++++ Data

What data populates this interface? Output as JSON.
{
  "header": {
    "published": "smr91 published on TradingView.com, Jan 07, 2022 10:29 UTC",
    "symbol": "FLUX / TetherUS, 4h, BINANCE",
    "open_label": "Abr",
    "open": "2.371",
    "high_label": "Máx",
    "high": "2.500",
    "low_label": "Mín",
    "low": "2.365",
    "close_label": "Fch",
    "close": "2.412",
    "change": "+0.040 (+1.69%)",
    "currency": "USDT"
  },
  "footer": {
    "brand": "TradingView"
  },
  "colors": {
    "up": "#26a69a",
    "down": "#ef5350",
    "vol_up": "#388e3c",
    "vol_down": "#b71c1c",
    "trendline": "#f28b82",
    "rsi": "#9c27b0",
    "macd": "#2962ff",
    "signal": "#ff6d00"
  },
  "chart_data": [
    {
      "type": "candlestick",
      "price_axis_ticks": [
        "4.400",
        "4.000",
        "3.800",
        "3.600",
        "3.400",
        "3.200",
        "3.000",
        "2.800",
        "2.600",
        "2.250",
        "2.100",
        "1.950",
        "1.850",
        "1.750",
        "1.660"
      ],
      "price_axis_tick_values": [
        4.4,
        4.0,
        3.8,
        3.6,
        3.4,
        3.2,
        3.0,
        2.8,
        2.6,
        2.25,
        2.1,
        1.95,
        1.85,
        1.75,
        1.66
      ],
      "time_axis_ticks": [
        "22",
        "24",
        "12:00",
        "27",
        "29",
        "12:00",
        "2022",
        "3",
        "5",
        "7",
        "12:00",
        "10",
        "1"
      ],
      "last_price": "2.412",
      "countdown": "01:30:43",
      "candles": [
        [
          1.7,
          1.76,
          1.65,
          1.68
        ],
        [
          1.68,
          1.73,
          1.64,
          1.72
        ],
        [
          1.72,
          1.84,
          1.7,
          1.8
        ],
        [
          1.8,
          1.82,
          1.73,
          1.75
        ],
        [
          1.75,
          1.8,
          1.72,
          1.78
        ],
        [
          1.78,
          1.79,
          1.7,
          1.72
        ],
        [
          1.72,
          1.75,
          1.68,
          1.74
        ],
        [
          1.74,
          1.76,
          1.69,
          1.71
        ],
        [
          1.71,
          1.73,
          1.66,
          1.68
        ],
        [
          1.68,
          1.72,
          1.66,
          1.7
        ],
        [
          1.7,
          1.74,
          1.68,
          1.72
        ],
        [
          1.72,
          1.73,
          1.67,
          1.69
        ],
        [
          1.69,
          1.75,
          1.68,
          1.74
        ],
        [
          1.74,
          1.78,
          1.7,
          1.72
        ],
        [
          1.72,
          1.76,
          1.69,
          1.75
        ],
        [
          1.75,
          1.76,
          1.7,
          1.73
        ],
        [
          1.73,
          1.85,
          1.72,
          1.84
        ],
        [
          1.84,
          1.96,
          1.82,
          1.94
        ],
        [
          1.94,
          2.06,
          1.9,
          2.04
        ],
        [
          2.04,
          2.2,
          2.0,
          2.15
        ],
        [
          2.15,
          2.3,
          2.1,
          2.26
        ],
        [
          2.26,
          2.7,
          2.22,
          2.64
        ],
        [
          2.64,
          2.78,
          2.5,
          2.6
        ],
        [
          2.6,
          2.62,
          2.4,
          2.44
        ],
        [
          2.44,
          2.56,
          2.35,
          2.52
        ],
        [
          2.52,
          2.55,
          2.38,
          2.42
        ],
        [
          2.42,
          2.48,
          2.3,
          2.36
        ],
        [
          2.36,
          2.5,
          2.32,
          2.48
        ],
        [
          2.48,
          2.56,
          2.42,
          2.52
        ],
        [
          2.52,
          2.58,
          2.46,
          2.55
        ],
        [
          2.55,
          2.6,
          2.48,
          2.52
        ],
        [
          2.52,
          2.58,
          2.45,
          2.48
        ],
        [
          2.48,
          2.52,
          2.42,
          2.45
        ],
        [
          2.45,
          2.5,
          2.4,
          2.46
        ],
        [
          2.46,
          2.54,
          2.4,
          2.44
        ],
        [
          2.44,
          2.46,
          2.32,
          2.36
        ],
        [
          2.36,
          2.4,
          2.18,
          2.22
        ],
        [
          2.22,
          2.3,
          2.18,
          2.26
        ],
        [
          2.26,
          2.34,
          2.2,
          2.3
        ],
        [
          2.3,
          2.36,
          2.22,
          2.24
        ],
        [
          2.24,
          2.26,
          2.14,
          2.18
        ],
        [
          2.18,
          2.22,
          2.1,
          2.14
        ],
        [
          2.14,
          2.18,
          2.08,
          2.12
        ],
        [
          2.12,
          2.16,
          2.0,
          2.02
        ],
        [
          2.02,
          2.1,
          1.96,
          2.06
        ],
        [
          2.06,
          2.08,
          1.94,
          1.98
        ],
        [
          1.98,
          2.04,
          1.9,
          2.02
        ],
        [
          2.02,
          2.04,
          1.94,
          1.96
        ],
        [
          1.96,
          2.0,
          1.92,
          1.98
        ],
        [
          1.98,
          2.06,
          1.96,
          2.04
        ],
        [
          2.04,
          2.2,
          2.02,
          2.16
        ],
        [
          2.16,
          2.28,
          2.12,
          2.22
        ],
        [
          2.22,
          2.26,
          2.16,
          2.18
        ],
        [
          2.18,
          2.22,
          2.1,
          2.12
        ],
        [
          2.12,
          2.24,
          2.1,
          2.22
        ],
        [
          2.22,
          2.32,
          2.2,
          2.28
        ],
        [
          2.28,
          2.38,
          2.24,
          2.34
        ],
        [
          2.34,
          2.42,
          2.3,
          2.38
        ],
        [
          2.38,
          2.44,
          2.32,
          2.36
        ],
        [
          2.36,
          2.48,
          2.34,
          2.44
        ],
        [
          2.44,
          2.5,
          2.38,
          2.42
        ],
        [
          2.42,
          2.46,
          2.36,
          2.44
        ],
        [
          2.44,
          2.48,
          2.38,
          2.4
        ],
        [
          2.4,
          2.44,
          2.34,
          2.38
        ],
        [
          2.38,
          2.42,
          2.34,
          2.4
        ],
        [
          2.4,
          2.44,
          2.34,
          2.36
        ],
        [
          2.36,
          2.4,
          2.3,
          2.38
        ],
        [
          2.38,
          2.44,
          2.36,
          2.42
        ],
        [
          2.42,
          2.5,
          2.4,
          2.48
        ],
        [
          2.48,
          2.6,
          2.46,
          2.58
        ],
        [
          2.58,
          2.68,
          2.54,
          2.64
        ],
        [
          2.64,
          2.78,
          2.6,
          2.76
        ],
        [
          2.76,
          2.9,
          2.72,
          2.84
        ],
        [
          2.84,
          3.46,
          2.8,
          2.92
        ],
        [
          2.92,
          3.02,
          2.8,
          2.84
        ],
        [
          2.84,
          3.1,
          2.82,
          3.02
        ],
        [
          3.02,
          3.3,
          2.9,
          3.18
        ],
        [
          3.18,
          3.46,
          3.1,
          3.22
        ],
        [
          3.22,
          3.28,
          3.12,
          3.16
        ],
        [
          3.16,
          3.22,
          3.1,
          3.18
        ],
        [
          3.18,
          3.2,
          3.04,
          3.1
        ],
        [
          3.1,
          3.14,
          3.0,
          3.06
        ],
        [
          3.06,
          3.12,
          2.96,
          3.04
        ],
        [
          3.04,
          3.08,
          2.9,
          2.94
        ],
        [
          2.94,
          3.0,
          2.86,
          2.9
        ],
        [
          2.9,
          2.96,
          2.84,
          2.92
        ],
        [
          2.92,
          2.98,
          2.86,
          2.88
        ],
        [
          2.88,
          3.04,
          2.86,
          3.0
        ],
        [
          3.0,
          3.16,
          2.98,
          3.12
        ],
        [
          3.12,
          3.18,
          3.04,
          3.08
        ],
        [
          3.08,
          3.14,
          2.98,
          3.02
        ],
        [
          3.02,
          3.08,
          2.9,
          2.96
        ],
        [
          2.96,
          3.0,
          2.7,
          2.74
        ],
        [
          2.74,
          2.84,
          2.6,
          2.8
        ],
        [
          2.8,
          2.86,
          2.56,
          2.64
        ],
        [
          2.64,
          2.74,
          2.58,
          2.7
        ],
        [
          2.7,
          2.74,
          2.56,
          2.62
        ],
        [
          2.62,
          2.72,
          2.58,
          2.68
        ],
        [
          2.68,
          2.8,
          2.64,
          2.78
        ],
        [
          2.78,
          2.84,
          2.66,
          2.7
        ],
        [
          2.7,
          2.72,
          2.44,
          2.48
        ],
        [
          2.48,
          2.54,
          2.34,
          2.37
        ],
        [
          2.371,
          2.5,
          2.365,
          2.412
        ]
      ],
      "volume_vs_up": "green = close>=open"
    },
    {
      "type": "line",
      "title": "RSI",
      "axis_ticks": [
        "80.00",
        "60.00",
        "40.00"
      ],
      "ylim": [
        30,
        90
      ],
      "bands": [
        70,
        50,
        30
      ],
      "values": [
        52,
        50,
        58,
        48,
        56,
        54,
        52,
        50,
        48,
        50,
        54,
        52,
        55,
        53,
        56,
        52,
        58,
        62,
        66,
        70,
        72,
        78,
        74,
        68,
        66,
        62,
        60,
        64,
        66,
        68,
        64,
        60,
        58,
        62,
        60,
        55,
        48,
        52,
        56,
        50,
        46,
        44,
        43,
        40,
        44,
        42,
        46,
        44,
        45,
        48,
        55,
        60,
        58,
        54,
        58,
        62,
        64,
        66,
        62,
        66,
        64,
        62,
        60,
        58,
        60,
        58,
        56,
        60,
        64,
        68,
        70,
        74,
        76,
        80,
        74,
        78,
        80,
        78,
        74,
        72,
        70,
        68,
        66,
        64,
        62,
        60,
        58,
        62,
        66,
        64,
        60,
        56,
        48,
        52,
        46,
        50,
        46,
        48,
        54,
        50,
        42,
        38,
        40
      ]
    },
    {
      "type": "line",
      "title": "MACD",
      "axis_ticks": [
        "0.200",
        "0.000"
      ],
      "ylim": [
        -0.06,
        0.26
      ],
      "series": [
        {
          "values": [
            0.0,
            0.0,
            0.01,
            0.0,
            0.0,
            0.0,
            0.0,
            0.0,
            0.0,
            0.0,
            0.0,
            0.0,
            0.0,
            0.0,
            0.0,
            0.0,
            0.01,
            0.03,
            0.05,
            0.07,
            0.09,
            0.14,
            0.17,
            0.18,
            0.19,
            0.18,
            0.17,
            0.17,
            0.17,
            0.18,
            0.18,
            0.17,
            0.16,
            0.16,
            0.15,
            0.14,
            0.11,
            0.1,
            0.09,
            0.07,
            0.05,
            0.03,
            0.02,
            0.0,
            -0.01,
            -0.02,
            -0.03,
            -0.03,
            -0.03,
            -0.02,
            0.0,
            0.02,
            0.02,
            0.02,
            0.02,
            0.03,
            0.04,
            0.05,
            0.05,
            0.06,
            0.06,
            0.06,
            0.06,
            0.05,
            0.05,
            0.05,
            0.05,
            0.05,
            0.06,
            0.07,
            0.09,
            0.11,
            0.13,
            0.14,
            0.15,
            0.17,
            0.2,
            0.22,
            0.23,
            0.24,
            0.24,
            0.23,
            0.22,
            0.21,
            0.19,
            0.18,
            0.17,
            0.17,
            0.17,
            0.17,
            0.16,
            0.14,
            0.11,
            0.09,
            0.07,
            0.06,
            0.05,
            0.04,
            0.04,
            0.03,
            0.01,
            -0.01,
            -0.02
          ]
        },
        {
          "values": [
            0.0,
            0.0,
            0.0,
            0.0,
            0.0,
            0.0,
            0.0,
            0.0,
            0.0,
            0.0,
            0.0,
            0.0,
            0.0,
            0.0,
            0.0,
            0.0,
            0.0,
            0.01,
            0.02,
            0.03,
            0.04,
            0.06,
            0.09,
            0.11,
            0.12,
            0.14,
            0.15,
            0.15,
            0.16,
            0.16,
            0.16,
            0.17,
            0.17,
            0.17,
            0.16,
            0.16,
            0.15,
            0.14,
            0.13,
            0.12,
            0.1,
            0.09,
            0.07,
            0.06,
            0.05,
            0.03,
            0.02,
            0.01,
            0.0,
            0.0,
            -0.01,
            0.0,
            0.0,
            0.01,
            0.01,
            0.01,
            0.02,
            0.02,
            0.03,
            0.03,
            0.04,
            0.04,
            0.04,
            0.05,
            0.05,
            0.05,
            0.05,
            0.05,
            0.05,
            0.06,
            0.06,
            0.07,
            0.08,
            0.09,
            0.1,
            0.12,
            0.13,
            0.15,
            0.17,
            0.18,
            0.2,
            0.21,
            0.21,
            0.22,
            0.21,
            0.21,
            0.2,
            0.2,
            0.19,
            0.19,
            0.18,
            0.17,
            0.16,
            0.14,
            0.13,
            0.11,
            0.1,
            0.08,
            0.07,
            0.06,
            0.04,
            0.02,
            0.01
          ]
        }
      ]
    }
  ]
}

++++++++

* The request:
Every line that holds the word "TradingView" should be extracted.

* Correct result:
    "published": "smr91 published on TradingView.com, Jan 07, 2022 10:29 UTC",
    "brand": "TradingView"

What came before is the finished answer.